**TEXT EXTRACT**.
By Brain talk Published 2 months ago 3 min read
Argan tree
Photo by Camping Aourir on Unsplash

The poet must be a fool

if you're not foolish enough

you won’t be able to reach certain distant and thrilling places in art. No matter how skilled you are, the fool in writing knows no limits; he sees the blank page as a refuge for all his disturbing thoughts. He ventures into places that sometimes only he can find his way back from

The normal ones lack the courage to do that they always prefer conventional sometimes emotional methods to stir the crowd’s feelings, and they never like to trouble their nerves for the sake of creating raw art that might one day become timeless

I wrestle just to find the right word it’s often not easy to catch. I see it like fishing, a hunt in itself. If you're not an experienced fisherman, skilled in the secrets of the sea, its shifts and how the moon affects it,you won't catch it

I see words exactly like swordfish sometimes, and like squid at others. Like swordfish, they’re hard to reach usually hidden among sea rocks, and they don’t appear when the sea is calm, only when it’s wild. That means you must risk your life to earn the honor of catching one. Poetry is just the same—the poet risks his life daily to catch the right words, words that someone might read without ever knowing the pain behind them. That’s the rule, not the exception. If the poet hasn’t been through hardship, where would the inspiration come from the very thing that drives his fingers?

As for squid, I see them as poetry too, but in a different sense. Unlike swordfish, they don’t need crashing waves to be caught. But they require harsh conditions—you must stay up deep into the night if you want them. They're like the poet’s words, as inspiration usually arrives after midnight. You must endure insomnia and heartache just for that rush when you finally place the last period on your piece. Honestly?

I think it’s worth the pain.

I will keep writing about love until I leave this life

for all my strength, I’ve given it to love and love alone
Please, just ask about me

only for the sake of that love we once had, if it was ever worth it
I swear, I’m afraid to die full of regret regret over you and over never having had you

My thoughts got tangled in my head like the intestines of someone suffering from digestive disorders...

**INSTRUCTIONS TO FOLLOW**. Reproduce the part of the poetry essay starting with "I think it’s" and going on through "from digestive disorders...", word for word.

**EXCERPTED RECORDS**.
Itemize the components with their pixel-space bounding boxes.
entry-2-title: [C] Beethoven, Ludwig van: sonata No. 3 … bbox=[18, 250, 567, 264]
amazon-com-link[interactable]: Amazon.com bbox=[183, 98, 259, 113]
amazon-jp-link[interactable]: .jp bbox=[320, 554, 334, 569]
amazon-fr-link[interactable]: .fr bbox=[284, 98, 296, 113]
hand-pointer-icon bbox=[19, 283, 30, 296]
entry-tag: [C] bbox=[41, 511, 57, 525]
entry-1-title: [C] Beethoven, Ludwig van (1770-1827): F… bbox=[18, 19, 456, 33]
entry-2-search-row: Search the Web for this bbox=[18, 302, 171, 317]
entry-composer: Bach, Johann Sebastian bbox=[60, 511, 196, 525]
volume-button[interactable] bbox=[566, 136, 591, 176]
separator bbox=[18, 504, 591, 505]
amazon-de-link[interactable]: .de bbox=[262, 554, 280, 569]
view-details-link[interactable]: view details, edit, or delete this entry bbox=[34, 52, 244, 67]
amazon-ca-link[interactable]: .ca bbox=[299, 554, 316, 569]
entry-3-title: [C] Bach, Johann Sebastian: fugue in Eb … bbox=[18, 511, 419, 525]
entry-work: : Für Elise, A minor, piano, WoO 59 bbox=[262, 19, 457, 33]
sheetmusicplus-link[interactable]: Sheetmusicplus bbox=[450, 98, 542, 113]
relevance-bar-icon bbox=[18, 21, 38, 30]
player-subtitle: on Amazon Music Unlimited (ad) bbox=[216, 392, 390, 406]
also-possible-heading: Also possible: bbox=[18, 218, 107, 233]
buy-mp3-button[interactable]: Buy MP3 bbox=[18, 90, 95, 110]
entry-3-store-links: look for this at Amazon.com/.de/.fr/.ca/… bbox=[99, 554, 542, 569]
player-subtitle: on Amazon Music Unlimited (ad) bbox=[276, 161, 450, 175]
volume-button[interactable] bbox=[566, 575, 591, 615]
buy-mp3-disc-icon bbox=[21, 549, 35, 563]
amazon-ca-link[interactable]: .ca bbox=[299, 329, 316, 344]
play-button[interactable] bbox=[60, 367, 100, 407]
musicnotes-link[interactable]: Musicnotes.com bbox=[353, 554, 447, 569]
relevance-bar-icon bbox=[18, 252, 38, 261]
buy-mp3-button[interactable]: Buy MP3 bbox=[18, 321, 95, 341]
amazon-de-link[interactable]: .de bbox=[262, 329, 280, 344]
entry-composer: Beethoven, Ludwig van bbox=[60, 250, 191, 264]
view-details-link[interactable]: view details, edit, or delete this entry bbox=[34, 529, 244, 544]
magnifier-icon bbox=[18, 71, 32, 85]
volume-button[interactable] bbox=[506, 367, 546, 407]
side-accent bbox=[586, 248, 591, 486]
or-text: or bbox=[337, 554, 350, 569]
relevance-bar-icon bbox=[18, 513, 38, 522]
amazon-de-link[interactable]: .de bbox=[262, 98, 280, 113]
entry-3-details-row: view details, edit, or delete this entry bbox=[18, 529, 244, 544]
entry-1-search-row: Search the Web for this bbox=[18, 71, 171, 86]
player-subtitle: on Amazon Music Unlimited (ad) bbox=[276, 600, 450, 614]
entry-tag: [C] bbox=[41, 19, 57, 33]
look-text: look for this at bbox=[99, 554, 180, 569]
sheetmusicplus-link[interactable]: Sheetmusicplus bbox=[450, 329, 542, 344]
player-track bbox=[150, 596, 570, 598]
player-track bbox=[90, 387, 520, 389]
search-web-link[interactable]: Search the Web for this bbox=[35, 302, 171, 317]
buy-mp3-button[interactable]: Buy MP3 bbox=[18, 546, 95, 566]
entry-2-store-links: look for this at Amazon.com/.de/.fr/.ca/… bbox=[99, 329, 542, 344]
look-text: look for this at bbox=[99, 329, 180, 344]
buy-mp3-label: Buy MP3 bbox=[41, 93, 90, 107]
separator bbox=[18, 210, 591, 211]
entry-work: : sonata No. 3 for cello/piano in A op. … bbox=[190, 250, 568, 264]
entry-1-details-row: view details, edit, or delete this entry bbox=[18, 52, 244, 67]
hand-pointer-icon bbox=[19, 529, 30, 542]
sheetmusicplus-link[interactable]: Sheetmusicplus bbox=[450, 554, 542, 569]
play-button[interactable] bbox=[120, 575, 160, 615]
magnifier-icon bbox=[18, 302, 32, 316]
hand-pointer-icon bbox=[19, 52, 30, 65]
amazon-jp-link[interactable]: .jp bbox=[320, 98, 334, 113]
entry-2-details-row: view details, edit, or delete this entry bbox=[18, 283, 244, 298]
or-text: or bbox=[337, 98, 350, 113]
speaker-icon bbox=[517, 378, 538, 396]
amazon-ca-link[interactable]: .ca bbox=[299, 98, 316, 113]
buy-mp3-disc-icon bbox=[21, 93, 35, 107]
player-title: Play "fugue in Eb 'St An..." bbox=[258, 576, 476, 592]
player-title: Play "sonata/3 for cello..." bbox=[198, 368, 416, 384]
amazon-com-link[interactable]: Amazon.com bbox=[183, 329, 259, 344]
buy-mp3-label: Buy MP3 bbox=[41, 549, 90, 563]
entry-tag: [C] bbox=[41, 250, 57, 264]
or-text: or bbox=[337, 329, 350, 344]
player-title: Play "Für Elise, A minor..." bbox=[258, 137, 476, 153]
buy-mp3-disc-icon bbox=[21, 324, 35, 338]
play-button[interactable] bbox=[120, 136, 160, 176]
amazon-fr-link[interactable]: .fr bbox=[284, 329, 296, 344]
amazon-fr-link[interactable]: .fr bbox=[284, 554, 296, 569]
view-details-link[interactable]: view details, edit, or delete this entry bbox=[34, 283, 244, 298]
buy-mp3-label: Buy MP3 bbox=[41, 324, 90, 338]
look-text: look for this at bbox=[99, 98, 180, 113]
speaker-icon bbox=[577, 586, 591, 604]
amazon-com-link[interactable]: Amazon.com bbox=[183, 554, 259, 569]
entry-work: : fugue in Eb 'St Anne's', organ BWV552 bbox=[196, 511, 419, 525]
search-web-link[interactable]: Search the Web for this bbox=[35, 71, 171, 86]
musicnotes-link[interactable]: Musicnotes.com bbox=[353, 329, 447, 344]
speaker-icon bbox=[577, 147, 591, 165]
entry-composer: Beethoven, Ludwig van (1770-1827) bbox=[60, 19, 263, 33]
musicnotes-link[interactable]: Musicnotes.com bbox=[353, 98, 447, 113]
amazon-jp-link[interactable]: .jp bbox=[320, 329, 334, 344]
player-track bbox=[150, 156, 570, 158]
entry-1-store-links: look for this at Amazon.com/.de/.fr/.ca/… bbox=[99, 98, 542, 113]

**EXERCISE ANSWER**.
I think it’s worth the pain.

I will keep writing about love until I leave this life

for all my strength, I’ve given it to love and love alone
Please, just ask about me

only for the sake of that love we once had, if it was ever worth it
I swear, I’m afraid to die full of regret regret over you and over never having had you

My thoughts got tangled in my head like the intestines of someone suffering from digestive disorders...